Below is a listing; reproduce each line of it exactly.

▶ [GIVEN RECORDS]
** begin **

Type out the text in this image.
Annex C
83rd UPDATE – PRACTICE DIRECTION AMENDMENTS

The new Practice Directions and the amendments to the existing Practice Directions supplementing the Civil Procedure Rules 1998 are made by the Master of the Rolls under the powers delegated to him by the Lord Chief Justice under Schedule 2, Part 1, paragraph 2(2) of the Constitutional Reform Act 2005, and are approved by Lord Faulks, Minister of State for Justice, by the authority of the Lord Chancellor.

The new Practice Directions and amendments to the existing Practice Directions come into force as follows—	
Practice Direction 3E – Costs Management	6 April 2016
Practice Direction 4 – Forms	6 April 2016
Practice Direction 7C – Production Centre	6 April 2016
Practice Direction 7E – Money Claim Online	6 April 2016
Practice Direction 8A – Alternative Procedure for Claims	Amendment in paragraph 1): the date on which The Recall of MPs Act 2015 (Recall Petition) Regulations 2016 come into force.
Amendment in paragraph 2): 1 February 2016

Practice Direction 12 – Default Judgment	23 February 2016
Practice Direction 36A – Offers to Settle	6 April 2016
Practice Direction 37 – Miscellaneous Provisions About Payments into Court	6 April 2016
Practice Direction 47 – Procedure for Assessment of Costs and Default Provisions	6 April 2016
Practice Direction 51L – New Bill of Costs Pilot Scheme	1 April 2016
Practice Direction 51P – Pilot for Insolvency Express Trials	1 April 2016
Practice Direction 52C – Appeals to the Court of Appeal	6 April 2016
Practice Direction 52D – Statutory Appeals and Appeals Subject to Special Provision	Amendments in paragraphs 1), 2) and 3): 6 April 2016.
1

** end **

▶ [WRITTEN ANSWER]
Type out the text in this image.
Annex C
83rd UPDATE – PRACTICE DIRECTION AMENDMENTS

The new Practice Directions and the amendments to the existing Practice Directions supplementing the Civil Procedure Rules 1998 are made by the Master of the Rolls under the powers delegated to him by the Lord Chief Justice under Schedule 2, Part 1, paragraph 2(2) of the Constitutional Reform Act 2005, and are approved by Lord Faulks, Minister of State for Justice, by the authority of the Lord Chancellor.

The new Practice Directions and amendments to the existing Practice Directions come into force as follows—	
Practice Direction 3E – Costs Management	6 April 2016
Practice Direction 4 – Forms	6 April 2016
Practice Direction 7C – Production Centre	6 April 2016
Practice Direction 7E – Money Claim Online	6 April 2016
Practice Direction 8A – Alternative Procedure for Claims	Amendment in paragraph 1): the date on which The Recall of MPs Act 2015 (Recall Petition) Regulations 2016 come into force.
Amendment in paragraph 2): 1 February 2016

Practice Direction 12 – Default Judgment	23 February 2016
Practice Direction 36A – Offers to Settle	6 April 2016
Practice Direction 37 – Miscellaneous Provisions About Payments into Court	6 April 2016
Practice Direction 47 – Procedure for Assessment of Costs and Default Provisions	6 April 2016
Practice Direction 51L – New Bill of Costs Pilot Scheme	1 April 2016
Practice Direction 51P – Pilot for Insolvency Express Trials	1 April 2016
Practice Direction 52C – Appeals to the Court of Appeal	6 April 2016
Practice Direction 52D – Statutory Appeals and Appeals Subject to Special Provision	Amendments in paragraphs 1), 2) and 3): 6 April 2016.
1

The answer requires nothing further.